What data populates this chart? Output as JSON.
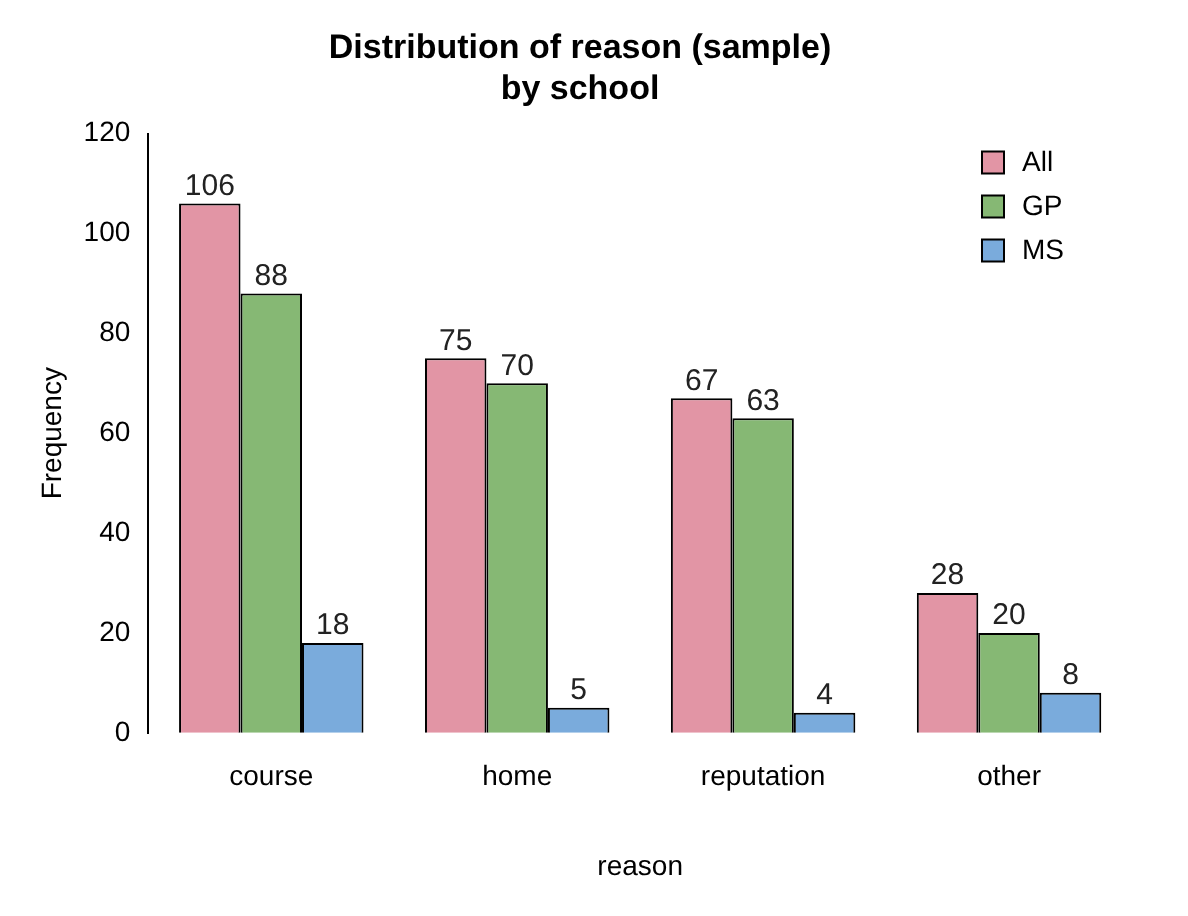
{
  "chart_data": {
    "type": "bar",
    "title": "Distribution of reason (sample)\nby school",
    "xlabel": "reason",
    "ylabel": "Frequency",
    "categories": [
      "course",
      "home",
      "reputation",
      "other"
    ],
    "series": [
      {
        "name": "All",
        "color": "#e295a5",
        "values": [
          106,
          75,
          67,
          28
        ]
      },
      {
        "name": "GP",
        "color": "#86b874",
        "values": [
          88,
          70,
          63,
          20
        ]
      },
      {
        "name": "MS",
        "color": "#7aabdc",
        "values": [
          18,
          5,
          4,
          8
        ]
      }
    ],
    "ylim": [
      0,
      120
    ],
    "yticks": [
      0,
      20,
      40,
      60,
      80,
      100,
      120
    ],
    "grid": false,
    "legend": "top right",
    "data_labels": true
  }
}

THE EXERCISE: Copy out all of the data word for word. Do not carry over any picture.

ANSWER TO THE PROBLEM:
What data populates this chart? Output as JSON.
{
  "chart_data": {
    "type": "bar",
    "title": "Distribution of reason (sample)\nby school",
    "xlabel": "reason",
    "ylabel": "Frequency",
    "categories": [
      "course",
      "home",
      "reputation",
      "other"
    ],
    "series": [
      {
        "name": "All",
        "color": "#e295a5",
        "values": [
          106,
          75,
          67,
          28
        ]
      },
      {
        "name": "GP",
        "color": "#86b874",
        "values": [
          88,
          70,
          63,
          20
        ]
      },
      {
        "name": "MS",
        "color": "#7aabdc",
        "values": [
          18,
          5,
          4,
          8
        ]
      }
    ],
    "ylim": [
      0,
      120
    ],
    "yticks": [
      0,
      20,
      40,
      60,
      80,
      100,
      120
    ],
    "grid": false,
    "legend": "top right",
    "data_labels": true
  }
}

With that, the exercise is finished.